- Description of the task -
Count every line of these entries that holds the word "colors", and reply with the number only.

**** Provided data ****

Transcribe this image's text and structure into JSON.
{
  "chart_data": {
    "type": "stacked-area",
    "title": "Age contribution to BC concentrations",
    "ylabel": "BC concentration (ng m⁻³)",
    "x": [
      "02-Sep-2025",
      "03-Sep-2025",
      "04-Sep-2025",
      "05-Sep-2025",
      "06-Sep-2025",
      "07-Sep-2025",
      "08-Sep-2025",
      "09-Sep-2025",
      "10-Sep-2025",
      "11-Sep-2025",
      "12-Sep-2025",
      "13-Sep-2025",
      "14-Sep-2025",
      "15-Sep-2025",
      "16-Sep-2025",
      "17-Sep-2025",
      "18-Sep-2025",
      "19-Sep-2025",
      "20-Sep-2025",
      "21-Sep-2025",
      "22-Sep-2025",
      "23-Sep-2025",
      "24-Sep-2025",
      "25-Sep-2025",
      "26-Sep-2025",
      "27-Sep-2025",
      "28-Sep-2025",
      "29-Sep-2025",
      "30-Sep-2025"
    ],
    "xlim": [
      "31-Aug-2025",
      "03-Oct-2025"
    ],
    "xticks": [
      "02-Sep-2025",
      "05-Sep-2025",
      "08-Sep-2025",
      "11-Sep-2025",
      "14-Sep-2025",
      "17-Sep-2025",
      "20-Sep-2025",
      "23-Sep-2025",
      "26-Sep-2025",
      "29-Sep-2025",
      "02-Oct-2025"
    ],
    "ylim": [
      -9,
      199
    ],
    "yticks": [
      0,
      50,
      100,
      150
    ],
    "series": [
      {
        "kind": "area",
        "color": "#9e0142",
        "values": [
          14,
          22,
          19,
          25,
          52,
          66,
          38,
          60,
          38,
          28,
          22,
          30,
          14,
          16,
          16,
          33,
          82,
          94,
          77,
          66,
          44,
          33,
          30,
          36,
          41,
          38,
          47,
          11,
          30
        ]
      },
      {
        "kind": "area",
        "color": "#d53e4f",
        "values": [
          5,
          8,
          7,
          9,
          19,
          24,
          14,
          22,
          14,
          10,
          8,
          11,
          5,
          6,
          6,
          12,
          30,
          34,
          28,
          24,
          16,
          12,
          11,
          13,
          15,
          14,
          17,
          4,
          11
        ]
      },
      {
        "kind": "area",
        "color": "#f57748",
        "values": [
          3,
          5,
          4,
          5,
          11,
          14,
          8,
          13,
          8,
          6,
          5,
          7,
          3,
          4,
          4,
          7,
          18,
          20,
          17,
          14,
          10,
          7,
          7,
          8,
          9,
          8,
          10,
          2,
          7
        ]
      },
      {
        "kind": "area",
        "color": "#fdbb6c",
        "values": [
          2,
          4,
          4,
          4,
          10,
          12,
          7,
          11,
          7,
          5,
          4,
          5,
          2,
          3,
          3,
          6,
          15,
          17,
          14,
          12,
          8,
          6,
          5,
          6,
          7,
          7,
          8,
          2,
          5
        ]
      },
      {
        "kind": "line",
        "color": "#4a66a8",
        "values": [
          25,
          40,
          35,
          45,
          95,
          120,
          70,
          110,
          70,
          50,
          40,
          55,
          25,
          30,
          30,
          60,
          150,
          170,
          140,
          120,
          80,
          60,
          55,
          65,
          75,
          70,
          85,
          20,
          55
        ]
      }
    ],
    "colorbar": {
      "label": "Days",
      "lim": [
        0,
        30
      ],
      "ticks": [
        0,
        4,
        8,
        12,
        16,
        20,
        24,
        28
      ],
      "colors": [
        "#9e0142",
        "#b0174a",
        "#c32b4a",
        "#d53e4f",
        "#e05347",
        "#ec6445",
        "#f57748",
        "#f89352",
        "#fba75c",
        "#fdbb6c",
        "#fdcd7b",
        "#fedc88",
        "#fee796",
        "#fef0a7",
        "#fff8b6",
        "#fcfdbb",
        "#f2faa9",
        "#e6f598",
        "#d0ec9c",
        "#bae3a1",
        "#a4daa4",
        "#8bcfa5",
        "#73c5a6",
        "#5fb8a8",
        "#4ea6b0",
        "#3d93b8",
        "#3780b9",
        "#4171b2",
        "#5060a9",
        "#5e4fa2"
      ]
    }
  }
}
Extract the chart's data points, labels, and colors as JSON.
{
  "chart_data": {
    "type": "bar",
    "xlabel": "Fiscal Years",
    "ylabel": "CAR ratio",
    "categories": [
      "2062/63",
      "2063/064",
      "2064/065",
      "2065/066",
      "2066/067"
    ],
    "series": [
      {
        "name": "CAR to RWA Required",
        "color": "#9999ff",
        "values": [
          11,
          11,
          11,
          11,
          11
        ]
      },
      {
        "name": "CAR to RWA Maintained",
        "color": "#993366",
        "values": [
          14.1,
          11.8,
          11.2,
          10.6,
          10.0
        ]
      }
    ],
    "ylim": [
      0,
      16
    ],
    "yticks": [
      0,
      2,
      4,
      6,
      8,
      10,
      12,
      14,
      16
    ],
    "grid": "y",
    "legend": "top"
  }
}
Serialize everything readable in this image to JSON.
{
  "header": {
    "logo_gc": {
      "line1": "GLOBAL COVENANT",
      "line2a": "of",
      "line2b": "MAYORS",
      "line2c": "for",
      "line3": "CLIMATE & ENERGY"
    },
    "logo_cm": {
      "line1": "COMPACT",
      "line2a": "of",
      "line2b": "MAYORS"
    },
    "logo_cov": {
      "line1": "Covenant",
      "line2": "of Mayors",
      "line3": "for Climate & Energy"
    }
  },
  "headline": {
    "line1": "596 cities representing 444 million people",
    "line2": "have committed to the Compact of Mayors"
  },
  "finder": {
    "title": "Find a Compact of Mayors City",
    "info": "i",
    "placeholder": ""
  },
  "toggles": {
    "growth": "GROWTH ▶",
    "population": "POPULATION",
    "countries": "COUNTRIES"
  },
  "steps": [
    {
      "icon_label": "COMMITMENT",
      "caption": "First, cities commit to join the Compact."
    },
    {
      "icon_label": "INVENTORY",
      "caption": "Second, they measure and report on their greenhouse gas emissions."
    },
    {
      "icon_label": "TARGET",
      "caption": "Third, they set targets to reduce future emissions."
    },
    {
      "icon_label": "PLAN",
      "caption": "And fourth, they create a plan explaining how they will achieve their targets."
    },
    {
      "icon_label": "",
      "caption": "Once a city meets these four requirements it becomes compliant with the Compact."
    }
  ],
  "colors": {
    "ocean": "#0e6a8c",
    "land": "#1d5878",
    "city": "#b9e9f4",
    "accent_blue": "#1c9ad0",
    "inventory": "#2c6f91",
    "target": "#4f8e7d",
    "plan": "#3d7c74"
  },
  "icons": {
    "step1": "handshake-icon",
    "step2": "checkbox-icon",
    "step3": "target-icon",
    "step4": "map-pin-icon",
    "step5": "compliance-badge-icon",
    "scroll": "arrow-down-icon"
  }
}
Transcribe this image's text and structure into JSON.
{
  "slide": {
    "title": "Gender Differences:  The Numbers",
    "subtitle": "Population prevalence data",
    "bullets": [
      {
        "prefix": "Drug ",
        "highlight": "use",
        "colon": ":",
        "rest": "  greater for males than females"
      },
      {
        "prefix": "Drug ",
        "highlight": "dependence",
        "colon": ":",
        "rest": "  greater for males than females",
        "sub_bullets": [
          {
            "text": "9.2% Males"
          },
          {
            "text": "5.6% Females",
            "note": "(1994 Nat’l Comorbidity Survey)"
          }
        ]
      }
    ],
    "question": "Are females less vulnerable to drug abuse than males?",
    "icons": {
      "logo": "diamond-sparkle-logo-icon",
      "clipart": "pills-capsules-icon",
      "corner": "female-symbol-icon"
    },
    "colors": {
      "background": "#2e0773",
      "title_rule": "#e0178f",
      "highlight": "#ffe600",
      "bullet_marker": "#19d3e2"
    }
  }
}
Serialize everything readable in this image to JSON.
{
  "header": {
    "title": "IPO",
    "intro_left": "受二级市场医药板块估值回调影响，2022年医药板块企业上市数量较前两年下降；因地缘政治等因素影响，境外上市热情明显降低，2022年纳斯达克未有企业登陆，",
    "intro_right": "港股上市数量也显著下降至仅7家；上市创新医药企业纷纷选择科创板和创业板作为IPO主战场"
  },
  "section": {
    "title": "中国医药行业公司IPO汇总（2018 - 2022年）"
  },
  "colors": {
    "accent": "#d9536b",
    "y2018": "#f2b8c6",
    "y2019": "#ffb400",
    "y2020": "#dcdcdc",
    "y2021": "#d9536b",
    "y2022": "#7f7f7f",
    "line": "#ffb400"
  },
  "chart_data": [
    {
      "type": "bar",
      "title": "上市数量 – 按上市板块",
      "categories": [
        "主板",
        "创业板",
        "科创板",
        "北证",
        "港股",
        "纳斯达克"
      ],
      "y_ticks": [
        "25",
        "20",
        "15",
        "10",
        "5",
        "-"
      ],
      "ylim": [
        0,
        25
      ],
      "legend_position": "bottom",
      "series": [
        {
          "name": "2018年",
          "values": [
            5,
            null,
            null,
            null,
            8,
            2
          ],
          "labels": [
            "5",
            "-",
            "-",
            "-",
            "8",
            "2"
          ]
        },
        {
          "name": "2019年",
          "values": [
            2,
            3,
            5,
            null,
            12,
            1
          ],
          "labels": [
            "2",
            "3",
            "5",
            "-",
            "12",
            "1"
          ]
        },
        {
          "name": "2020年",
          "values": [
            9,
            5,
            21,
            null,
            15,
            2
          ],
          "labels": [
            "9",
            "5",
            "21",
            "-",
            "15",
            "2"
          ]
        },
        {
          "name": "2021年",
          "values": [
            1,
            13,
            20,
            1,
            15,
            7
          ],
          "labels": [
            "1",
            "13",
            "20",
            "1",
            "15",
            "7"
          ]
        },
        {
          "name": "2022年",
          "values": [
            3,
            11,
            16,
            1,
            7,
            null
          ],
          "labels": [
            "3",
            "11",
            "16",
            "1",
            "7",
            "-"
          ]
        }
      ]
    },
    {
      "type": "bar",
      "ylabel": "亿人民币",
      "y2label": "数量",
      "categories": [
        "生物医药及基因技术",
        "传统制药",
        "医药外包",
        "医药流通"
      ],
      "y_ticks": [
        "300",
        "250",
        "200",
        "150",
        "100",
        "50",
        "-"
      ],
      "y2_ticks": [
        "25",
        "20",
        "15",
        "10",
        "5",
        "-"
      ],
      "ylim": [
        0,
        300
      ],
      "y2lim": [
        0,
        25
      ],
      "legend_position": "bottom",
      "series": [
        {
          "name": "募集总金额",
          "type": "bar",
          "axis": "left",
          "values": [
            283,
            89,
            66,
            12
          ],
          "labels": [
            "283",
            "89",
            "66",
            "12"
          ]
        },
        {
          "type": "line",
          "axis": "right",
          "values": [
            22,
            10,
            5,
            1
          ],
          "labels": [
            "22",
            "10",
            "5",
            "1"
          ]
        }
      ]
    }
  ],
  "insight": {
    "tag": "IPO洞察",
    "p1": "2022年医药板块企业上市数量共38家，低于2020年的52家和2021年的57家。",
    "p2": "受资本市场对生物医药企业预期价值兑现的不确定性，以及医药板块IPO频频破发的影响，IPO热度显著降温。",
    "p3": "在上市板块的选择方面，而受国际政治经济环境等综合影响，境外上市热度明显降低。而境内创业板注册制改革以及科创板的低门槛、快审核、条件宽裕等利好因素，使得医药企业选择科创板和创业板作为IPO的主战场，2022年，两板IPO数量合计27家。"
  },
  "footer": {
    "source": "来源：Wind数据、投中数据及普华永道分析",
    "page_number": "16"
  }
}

****

- Answer to this task -
5